(Stored entries)
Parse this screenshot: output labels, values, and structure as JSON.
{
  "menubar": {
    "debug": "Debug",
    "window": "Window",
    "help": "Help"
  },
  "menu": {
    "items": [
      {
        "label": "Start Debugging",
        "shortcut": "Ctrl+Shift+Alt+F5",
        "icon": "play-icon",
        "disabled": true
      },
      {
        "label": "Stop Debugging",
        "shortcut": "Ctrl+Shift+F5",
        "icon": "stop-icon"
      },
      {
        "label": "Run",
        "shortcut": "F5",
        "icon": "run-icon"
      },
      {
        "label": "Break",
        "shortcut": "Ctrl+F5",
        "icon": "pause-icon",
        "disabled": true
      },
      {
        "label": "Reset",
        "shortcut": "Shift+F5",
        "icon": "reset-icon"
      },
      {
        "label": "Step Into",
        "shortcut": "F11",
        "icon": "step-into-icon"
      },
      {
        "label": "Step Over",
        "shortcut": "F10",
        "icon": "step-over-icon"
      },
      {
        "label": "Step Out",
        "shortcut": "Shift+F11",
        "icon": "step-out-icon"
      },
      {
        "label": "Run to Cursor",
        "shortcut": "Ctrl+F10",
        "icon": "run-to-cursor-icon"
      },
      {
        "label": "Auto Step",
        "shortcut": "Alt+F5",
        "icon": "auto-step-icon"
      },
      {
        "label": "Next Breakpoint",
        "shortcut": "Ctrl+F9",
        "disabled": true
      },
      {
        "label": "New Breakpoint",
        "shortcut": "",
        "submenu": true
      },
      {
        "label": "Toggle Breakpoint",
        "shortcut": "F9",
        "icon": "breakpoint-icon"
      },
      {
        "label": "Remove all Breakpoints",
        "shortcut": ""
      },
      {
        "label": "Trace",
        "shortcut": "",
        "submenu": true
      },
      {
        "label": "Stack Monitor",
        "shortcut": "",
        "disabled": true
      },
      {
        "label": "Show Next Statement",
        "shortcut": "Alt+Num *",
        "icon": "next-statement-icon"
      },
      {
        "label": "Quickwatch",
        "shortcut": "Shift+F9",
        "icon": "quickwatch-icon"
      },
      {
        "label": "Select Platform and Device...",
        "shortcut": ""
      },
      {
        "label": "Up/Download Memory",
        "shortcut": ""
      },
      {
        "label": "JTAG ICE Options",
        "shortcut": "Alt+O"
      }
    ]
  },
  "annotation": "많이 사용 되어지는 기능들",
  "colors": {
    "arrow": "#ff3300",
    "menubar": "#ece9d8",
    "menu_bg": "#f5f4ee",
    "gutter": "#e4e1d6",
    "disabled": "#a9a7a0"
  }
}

The request :: Please set down each line of the records exactly as given.

Reply ::
Parse this screenshot: output labels, values, and structure as JSON.
{
  "menubar": {
    "debug": "Debug",
    "window": "Window",
    "help": "Help"
  },
  "menu": {
    "items": [
      {
        "label": "Start Debugging",
        "shortcut": "Ctrl+Shift+Alt+F5",
        "icon": "play-icon",
        "disabled": true
      },
      {
        "label": "Stop Debugging",
        "shortcut": "Ctrl+Shift+F5",
        "icon": "stop-icon"
      },
      {
        "label": "Run",
        "shortcut": "F5",
        "icon": "run-icon"
      },
      {
        "label": "Break",
        "shortcut": "Ctrl+F5",
        "icon": "pause-icon",
        "disabled": true
      },
      {
        "label": "Reset",
        "shortcut": "Shift+F5",
        "icon": "reset-icon"
      },
      {
        "label": "Step Into",
        "shortcut": "F11",
        "icon": "step-into-icon"
      },
      {
        "label": "Step Over",
        "shortcut": "F10",
        "icon": "step-over-icon"
      },
      {
        "label": "Step Out",
        "shortcut": "Shift+F11",
        "icon": "step-out-icon"
      },
      {
        "label": "Run to Cursor",
        "shortcut": "Ctrl+F10",
        "icon": "run-to-cursor-icon"
      },
      {
        "label": "Auto Step",
        "shortcut": "Alt+F5",
        "icon": "auto-step-icon"
      },
      {
        "label": "Next Breakpoint",
        "shortcut": "Ctrl+F9",
        "disabled": true
      },
      {
        "label": "New Breakpoint",
        "shortcut": "",
        "submenu": true
      },
      {
        "label": "Toggle Breakpoint",
        "shortcut": "F9",
        "icon": "breakpoint-icon"
      },
      {
        "label": "Remove all Breakpoints",
        "shortcut": ""
      },
      {
        "label": "Trace",
        "shortcut": "",
        "submenu": true
      },
      {
        "label": "Stack Monitor",
        "shortcut": "",
        "disabled": true
      },
      {
        "label": "Show Next Statement",
        "shortcut": "Alt+Num *",
        "icon": "next-statement-icon"
      },
      {
        "label": "Quickwatch",
        "shortcut": "Shift+F9",
        "icon": "quickwatch-icon"
      },
      {
        "label": "Select Platform and Device...",
        "shortcut": ""
      },
      {
        "label": "Up/Download Memory",
        "shortcut": ""
      },
      {
        "label": "JTAG ICE Options",
        "shortcut": "Alt+O"
      }
    ]
  },
  "annotation": "많이 사용 되어지는 기능들",
  "colors": {
    "arrow": "#ff3300",
    "menubar": "#ece9d8",
    "menu_bg": "#f5f4ee",
    "gutter": "#e4e1d6",
    "disabled": "#a9a7a0"
  }
}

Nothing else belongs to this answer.